Stored entries:
+++++
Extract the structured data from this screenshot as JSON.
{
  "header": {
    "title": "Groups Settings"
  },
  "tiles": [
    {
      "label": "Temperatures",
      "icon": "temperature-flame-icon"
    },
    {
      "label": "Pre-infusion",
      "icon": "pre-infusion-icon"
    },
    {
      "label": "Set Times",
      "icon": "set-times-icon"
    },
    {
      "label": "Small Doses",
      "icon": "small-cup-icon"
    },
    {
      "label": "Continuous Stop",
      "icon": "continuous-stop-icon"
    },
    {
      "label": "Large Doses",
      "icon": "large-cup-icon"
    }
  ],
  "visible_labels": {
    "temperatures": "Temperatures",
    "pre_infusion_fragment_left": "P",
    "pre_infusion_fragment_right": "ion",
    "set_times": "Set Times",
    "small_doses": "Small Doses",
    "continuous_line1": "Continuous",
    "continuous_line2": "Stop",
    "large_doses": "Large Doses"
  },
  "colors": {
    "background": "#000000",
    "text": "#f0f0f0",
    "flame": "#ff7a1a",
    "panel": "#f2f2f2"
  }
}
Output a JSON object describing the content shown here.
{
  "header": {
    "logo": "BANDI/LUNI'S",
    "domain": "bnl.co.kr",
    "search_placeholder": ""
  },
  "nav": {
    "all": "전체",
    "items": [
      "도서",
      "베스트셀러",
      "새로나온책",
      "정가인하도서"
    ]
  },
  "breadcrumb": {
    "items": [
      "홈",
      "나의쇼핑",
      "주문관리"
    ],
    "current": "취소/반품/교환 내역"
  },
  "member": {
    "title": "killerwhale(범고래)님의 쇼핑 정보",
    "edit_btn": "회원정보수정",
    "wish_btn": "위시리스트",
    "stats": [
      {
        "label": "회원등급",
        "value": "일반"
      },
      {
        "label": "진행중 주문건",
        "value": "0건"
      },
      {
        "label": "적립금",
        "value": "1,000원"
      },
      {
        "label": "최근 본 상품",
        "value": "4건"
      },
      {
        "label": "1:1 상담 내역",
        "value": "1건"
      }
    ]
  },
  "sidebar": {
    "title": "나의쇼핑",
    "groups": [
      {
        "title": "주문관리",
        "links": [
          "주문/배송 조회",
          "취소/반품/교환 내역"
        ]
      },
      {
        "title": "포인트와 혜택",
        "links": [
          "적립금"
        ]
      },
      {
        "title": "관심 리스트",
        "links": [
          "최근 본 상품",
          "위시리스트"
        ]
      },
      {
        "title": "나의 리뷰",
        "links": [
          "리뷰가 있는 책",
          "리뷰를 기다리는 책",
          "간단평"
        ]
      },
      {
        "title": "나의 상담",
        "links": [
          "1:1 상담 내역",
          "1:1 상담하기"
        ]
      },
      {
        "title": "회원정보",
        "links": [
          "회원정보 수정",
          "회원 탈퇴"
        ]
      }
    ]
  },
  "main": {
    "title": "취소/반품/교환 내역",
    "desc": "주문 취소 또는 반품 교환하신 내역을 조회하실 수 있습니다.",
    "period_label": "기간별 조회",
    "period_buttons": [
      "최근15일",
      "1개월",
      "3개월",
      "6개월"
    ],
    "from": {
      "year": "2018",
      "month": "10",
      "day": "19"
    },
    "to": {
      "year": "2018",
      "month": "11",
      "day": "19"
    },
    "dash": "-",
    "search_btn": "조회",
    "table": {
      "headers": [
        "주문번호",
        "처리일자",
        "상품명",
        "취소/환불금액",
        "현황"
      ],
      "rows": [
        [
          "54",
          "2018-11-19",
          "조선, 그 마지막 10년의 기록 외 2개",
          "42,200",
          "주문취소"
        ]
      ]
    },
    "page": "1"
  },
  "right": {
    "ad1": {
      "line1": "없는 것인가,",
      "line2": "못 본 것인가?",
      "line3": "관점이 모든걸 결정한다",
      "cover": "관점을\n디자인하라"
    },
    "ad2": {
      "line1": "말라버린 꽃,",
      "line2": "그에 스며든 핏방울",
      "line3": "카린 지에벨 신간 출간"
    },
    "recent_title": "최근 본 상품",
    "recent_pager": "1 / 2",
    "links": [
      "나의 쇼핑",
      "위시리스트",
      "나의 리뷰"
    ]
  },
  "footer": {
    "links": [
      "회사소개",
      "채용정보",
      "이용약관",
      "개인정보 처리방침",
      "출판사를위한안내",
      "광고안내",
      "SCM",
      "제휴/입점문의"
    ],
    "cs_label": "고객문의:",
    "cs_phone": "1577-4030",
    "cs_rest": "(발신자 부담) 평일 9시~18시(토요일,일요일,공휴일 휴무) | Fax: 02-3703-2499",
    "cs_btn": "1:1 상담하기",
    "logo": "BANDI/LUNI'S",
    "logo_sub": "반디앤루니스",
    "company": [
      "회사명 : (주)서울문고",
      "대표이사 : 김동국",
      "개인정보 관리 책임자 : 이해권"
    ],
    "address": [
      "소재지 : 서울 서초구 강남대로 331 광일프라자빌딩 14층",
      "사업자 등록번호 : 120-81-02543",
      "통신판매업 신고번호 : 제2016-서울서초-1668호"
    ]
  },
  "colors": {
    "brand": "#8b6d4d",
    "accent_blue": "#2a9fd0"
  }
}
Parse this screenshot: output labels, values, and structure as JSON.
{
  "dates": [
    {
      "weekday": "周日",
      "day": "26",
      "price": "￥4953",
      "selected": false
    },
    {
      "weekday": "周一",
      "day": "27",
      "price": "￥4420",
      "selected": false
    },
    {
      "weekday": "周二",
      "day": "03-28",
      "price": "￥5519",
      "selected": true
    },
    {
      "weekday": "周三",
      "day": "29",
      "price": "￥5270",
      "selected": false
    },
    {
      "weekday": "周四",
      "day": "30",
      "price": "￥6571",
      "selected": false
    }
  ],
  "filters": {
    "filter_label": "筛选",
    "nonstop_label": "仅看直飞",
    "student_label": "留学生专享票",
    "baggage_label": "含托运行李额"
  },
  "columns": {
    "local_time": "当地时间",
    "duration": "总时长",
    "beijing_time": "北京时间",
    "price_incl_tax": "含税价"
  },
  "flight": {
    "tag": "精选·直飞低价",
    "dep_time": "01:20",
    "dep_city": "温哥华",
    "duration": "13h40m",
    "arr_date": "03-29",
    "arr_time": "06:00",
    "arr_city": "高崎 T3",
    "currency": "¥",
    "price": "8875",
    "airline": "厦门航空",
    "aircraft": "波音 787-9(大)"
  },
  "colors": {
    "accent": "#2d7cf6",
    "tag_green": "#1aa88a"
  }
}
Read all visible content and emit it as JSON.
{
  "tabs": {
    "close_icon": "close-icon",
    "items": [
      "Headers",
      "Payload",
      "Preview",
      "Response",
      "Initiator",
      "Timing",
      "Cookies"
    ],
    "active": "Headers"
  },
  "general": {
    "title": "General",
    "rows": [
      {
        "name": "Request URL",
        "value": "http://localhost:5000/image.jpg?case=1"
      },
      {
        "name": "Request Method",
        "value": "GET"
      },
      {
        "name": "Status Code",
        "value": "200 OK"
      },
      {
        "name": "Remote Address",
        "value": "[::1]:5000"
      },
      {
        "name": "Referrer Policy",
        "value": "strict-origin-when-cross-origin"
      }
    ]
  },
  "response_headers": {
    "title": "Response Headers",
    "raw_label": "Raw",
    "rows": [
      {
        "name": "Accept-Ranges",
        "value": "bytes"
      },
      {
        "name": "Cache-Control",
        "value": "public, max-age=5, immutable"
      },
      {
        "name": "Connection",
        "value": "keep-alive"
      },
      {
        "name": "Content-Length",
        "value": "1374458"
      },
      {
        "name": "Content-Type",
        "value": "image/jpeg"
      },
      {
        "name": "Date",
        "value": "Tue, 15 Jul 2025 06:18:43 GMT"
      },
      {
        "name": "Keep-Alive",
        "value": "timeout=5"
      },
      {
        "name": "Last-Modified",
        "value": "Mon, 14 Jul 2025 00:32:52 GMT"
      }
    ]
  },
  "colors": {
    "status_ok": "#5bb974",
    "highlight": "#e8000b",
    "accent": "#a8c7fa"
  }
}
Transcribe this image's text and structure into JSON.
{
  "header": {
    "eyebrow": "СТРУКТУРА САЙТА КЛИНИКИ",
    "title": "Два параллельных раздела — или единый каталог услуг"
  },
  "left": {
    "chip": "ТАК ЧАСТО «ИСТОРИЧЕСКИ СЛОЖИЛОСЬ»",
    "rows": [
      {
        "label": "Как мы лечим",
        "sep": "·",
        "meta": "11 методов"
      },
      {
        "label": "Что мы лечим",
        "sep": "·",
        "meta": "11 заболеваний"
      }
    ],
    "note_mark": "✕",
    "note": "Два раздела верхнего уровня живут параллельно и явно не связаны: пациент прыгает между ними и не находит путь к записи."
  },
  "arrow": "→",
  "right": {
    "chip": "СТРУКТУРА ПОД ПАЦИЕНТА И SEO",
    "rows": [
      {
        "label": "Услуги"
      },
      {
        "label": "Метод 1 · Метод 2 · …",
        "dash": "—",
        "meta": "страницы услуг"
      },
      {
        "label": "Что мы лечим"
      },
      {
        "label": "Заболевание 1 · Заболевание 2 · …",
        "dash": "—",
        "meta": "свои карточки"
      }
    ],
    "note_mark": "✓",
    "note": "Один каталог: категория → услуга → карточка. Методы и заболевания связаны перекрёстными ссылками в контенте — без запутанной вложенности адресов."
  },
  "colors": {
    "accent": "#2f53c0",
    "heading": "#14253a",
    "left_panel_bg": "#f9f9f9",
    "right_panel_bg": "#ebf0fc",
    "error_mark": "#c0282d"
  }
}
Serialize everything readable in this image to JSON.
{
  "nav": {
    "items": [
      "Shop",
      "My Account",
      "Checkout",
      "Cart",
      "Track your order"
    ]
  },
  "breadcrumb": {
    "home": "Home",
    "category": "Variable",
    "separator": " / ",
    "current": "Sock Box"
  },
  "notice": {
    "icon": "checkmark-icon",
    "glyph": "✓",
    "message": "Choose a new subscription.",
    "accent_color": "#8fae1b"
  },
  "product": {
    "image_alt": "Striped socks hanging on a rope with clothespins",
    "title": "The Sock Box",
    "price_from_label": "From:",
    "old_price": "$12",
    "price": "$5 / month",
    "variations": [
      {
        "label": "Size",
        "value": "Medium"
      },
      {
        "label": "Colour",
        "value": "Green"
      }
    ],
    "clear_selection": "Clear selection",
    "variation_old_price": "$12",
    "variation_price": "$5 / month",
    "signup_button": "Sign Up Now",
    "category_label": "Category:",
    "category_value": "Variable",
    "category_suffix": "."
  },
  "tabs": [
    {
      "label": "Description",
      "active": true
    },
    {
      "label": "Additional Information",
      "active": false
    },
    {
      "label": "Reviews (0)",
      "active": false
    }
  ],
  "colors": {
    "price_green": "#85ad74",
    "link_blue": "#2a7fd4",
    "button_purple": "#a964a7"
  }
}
+++++
_DIRECTIONS FOR THIS TASK_
Report how many lines in these entries contain "Temperatures". Answer with the number only.

_SOLUTION FOR THIS EXERCISE_
2